[START Dataset content]

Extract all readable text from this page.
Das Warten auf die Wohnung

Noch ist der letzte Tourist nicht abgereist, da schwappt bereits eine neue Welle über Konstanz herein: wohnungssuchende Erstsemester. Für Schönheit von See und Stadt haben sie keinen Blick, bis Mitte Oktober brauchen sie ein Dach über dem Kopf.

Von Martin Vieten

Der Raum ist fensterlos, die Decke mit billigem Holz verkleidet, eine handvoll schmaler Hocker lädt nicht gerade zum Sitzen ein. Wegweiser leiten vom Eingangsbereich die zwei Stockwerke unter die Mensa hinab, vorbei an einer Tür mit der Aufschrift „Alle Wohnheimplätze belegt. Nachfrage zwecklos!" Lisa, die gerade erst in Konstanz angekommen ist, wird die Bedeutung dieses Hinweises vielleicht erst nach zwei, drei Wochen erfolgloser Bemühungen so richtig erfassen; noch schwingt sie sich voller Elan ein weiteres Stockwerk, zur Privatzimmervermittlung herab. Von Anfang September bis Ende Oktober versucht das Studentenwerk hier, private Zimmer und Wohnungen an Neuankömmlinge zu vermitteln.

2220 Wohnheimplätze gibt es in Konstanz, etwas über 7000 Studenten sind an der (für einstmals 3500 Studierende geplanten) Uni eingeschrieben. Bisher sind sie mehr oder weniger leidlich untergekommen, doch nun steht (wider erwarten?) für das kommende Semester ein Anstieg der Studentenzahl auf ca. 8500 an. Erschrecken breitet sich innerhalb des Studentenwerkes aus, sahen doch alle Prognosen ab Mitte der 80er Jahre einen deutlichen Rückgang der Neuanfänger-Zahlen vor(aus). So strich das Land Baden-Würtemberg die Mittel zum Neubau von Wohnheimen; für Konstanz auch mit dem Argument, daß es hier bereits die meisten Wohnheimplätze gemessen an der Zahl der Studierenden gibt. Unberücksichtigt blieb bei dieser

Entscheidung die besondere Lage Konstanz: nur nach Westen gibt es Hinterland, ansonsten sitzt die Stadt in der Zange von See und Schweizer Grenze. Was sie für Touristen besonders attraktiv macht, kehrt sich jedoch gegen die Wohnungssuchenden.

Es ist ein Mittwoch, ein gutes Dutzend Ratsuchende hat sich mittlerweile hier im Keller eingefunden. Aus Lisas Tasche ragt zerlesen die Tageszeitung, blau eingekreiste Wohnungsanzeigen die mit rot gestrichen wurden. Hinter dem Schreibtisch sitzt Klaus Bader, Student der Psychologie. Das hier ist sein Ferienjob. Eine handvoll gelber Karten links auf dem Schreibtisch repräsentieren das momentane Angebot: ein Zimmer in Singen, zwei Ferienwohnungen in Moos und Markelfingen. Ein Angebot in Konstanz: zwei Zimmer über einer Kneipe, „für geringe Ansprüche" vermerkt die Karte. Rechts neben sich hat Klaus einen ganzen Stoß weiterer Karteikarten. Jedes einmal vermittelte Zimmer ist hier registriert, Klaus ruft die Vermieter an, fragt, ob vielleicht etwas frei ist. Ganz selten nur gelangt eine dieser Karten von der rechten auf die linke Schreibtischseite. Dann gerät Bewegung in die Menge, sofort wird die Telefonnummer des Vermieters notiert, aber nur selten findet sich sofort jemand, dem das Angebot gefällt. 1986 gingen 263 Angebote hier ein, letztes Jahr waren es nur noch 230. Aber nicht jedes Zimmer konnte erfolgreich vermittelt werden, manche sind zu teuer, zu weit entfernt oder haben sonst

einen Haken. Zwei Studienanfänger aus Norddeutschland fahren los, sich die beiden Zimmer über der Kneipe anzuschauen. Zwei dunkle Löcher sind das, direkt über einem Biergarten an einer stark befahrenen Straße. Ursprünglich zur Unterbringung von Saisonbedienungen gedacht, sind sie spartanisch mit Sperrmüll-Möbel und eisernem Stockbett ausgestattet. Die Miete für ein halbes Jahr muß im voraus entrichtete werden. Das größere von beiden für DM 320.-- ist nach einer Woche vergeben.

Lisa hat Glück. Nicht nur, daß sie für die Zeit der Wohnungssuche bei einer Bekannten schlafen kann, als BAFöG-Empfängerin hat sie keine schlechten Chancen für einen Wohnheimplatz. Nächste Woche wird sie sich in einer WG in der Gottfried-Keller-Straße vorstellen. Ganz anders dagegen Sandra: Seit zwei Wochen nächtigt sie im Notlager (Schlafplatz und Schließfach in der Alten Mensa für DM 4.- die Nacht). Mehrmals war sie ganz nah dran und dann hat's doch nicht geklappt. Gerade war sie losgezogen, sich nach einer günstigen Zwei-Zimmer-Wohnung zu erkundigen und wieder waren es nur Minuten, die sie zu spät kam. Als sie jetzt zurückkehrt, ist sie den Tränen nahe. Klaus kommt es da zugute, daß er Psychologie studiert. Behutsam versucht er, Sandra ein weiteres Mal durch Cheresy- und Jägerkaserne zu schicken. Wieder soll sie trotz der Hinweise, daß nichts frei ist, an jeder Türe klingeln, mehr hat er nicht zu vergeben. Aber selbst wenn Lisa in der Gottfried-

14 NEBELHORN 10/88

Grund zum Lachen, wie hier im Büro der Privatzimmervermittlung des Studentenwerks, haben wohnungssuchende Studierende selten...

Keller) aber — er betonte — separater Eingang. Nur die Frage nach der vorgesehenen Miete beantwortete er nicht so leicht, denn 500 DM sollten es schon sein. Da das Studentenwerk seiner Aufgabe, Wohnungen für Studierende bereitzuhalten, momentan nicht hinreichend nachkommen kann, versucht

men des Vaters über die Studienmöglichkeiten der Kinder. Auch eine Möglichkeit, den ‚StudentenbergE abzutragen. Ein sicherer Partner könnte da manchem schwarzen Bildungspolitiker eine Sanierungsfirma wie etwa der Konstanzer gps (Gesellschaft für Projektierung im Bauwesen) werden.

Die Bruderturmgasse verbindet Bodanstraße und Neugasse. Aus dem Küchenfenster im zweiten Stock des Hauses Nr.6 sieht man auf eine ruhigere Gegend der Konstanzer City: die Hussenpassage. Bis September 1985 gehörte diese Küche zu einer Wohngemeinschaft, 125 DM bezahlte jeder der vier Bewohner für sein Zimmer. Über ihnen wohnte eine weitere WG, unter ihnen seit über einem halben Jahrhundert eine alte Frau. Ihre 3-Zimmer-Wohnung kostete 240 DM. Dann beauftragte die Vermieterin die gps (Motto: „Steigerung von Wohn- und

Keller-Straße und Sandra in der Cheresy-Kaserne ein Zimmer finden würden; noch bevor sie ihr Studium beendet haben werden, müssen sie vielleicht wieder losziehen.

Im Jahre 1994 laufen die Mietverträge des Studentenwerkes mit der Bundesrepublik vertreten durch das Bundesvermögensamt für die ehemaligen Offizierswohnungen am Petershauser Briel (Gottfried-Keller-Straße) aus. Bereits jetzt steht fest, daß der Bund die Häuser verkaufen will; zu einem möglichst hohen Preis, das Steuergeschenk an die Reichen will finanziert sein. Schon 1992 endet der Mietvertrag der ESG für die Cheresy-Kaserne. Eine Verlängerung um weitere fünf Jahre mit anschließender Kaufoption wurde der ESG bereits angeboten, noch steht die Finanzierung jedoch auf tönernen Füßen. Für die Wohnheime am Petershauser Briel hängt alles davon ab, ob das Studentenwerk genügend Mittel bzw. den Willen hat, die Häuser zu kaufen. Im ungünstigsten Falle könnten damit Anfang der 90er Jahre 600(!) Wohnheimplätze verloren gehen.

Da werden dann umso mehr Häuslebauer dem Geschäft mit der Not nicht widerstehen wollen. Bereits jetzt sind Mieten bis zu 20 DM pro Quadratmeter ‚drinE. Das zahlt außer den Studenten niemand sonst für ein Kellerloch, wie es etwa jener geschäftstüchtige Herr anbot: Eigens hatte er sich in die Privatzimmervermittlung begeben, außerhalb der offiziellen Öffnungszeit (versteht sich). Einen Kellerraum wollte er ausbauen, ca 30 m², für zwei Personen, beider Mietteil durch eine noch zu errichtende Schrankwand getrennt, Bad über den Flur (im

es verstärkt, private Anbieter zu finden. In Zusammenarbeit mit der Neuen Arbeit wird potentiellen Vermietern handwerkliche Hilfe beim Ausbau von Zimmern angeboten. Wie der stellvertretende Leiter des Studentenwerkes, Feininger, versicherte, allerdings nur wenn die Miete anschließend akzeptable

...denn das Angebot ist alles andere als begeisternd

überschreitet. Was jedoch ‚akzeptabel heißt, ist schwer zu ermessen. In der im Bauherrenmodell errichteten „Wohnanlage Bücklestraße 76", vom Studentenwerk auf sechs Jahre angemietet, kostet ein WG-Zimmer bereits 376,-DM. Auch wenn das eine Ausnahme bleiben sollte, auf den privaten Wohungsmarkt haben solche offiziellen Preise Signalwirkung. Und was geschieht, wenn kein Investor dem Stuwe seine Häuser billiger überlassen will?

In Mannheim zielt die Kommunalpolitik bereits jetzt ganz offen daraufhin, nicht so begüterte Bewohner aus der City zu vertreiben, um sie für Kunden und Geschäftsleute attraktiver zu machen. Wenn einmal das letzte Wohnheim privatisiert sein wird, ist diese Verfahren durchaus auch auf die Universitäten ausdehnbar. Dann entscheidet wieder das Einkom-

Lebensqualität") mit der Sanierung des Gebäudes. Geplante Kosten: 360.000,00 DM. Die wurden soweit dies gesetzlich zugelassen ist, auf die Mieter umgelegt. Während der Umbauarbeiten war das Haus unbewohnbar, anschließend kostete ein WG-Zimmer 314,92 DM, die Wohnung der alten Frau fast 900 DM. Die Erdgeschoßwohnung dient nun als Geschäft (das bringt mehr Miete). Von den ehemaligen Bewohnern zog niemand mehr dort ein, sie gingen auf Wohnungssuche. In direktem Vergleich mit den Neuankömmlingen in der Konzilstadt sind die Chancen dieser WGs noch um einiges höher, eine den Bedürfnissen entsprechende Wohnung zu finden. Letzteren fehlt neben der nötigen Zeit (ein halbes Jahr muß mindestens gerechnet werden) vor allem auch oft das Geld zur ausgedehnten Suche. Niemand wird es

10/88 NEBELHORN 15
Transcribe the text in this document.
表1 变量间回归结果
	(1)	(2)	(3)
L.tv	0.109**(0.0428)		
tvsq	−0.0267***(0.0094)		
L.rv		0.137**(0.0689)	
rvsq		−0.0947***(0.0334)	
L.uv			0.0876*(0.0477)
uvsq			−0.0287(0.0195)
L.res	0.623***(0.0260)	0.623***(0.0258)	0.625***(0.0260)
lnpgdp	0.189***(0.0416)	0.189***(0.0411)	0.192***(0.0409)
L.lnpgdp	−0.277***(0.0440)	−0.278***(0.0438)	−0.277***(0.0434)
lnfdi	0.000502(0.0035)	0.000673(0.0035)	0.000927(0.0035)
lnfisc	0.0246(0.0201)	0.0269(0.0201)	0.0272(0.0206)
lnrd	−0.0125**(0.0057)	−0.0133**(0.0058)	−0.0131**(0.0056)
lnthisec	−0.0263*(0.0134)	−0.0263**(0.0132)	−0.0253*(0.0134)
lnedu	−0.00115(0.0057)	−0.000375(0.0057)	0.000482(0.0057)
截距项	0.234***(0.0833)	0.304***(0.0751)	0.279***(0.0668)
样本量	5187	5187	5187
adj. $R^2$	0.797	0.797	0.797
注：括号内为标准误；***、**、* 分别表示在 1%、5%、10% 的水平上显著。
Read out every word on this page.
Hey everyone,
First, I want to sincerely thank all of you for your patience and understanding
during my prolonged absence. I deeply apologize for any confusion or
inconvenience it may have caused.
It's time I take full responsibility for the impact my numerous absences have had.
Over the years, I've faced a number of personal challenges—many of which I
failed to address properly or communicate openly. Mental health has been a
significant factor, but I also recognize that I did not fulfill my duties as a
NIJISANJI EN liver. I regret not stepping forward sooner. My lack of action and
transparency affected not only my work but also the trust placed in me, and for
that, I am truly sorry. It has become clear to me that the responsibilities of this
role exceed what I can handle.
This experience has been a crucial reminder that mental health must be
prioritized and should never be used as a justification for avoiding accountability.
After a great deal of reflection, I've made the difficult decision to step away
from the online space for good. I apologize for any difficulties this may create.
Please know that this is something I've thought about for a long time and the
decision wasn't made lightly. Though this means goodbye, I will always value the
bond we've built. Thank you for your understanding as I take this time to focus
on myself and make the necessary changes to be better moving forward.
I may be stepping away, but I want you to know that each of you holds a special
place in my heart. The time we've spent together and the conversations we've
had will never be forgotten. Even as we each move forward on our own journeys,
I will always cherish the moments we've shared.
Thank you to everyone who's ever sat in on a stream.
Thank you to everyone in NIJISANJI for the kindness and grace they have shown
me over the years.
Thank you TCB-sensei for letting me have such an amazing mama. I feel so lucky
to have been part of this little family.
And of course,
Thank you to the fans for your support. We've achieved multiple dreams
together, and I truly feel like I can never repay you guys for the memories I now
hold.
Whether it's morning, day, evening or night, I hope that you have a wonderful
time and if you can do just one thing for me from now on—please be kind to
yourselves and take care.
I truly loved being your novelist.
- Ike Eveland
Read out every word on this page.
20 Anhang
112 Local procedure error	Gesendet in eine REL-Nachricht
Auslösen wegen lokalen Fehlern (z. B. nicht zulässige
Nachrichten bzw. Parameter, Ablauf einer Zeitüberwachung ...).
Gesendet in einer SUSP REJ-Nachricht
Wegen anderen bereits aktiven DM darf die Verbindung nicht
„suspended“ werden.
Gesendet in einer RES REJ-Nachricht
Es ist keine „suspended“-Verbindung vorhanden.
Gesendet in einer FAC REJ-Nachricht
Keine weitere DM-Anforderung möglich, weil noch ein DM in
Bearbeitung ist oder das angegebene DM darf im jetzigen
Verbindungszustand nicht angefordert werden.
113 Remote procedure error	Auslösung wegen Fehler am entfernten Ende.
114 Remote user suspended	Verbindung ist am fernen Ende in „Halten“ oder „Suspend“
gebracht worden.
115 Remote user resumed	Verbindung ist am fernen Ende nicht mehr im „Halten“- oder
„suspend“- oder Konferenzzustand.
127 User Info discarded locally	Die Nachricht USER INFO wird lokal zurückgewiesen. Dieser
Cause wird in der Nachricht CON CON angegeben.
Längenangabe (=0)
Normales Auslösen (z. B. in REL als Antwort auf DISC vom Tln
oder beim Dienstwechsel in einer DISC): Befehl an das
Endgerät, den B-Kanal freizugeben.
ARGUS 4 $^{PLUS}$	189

[END Dataset content]

Instructions for the task.
Pull every line containing the word "Auslösen" out of the material and copy it.

Complete output.
Auslösen wegen lokalen Fehlern (z. B. nicht zulässige
Normales Auslösen (z. B. in REL als Antwort auf DISC vom Tln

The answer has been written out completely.